Data tied to figure images
------------------------------------------------
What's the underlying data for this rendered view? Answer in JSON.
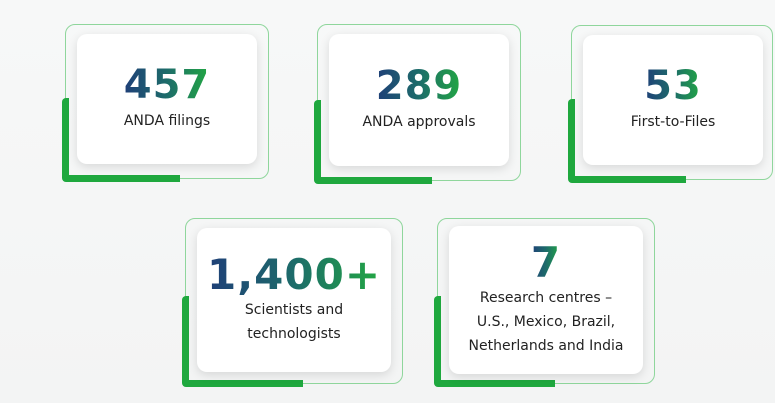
{
  "stats": [
    {
      "value": "457",
      "label": "ANDA filings"
    },
    {
      "value": "289",
      "label": "ANDA approvals"
    },
    {
      "value": "53",
      "label": "First-to-Files"
    },
    {
      "value": "1,400+",
      "label": "Scientists and technologists"
    },
    {
      "value": "7",
      "label": "Research centres – U.S., Mexico, Brazil, Netherlands and India"
    }
  ],
  "colors": {
    "accent": "#1fa83e",
    "frame": "#8fd69c",
    "number_start": "#1f3f78",
    "number_end": "#22a743"
  }
}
------------------------------------------------
** Task description **
Write out each line of the data exactly; the images should be left out.

** Answer to the problem **
What's the underlying data for this rendered view? Answer in JSON.
{
  "stats": [
    {
      "value": "457",
      "label": "ANDA filings"
    },
    {
      "value": "289",
      "label": "ANDA approvals"
    },
    {
      "value": "53",
      "label": "First-to-Files"
    },
    {
      "value": "1,400+",
      "label": "Scientists and technologists"
    },
    {
      "value": "7",
      "label": "Research centres – U.S., Mexico, Brazil, Netherlands and India"
    }
  ],
  "colors": {
    "accent": "#1fa83e",
    "frame": "#8fd69c",
    "number_start": "#1f3f78",
    "number_end": "#22a743"
  }
}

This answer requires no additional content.